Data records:
________________________
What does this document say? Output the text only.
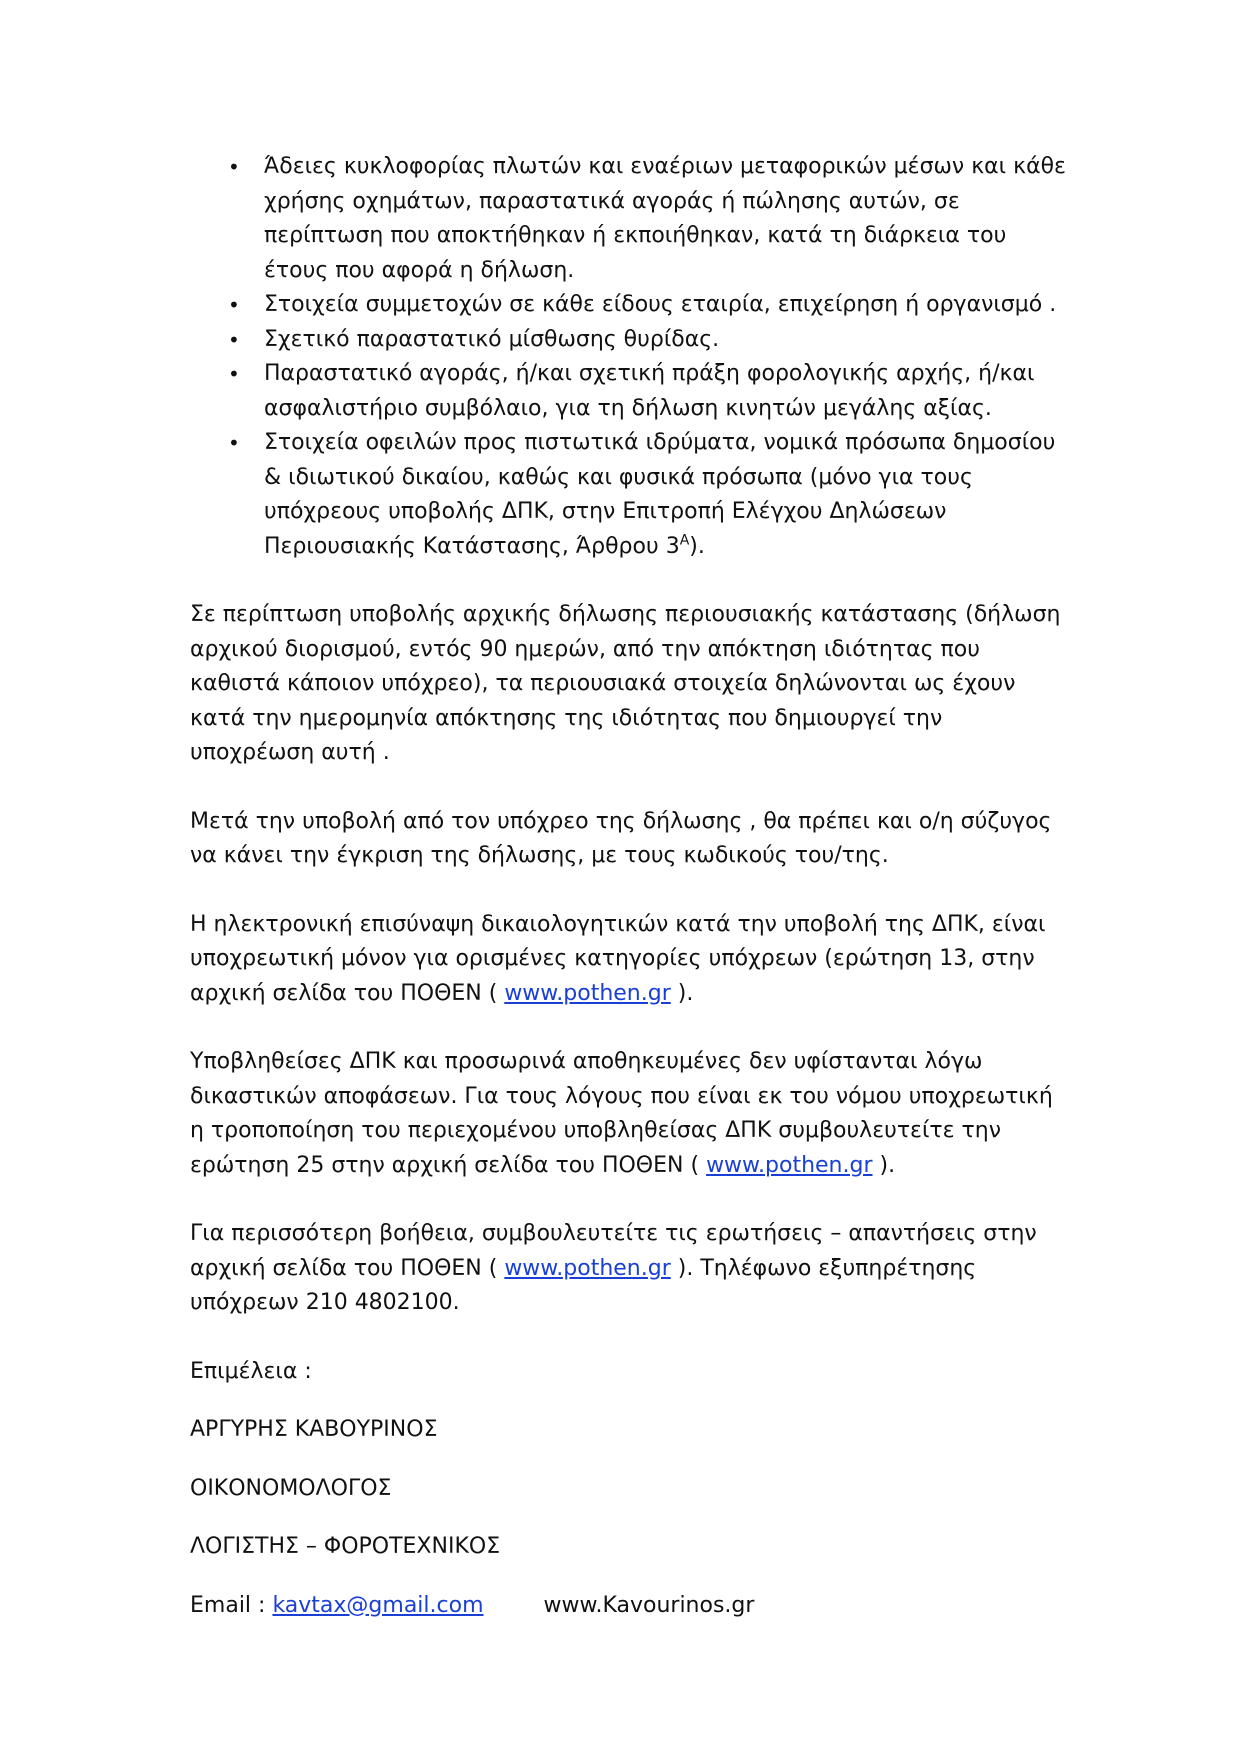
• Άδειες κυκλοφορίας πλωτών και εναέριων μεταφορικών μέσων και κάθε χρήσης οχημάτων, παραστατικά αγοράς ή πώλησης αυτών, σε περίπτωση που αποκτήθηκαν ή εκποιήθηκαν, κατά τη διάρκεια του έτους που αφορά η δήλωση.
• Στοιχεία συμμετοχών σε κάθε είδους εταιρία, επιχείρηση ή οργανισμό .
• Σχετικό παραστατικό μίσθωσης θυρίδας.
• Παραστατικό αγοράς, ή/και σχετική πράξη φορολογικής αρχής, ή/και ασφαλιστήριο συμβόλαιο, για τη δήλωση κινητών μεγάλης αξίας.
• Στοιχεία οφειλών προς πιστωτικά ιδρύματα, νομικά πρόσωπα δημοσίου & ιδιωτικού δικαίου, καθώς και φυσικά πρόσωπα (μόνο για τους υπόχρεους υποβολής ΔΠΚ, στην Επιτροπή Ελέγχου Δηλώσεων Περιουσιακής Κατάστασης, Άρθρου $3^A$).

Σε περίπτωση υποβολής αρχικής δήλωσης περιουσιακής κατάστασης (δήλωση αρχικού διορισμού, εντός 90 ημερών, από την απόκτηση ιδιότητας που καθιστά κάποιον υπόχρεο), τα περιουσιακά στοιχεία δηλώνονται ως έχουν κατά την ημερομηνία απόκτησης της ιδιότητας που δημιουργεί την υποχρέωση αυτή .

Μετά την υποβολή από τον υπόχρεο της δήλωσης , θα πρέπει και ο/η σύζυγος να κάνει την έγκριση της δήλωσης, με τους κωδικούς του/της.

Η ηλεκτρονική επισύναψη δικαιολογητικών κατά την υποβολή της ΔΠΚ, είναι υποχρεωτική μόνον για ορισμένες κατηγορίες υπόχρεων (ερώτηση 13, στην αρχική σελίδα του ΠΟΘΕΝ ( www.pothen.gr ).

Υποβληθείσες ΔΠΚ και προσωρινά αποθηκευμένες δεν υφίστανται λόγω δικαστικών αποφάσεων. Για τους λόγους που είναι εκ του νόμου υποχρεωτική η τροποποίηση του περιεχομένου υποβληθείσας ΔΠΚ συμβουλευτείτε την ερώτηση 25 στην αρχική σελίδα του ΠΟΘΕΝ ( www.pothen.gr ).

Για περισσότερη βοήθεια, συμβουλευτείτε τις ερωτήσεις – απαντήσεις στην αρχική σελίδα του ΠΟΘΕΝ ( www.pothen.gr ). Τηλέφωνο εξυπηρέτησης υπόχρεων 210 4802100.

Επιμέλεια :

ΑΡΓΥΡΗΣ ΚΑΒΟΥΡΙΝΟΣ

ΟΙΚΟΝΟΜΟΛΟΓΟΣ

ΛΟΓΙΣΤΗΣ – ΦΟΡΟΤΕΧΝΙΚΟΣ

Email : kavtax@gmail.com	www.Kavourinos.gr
________________________
Task goal.
Reproduce each line holding the word "pothen".

Response.
Η ηλεκτρονική επισύναψη δικαιολογητικών κατά την υποβολή της ΔΠΚ, είναι υποχρεωτική μόνον για ορισμένες κατηγορίες υπόχρεων (ερώτηση 13, στην αρχική σελίδα του ΠΟΘΕΝ ( www.pothen.gr ).
Υποβληθείσες ΔΠΚ και προσωρινά αποθηκευμένες δεν υφίστανται λόγω δικαστικών αποφάσεων. Για τους λόγους που είναι εκ του νόμου υποχρεωτική η τροποποίηση του περιεχομένου υποβληθείσας ΔΠΚ συμβουλευτείτε την ερώτηση 25 στην αρχική σελίδα του ΠΟΘΕΝ ( www.pothen.gr ).
Για περισσότερη βοήθεια, συμβουλευτείτε τις ερωτήσεις – απαντήσεις στην αρχική σελίδα του ΠΟΘΕΝ ( www.pothen.gr ). Τηλέφωνο εξυπηρέτησης υπόχρεων 210 4802100.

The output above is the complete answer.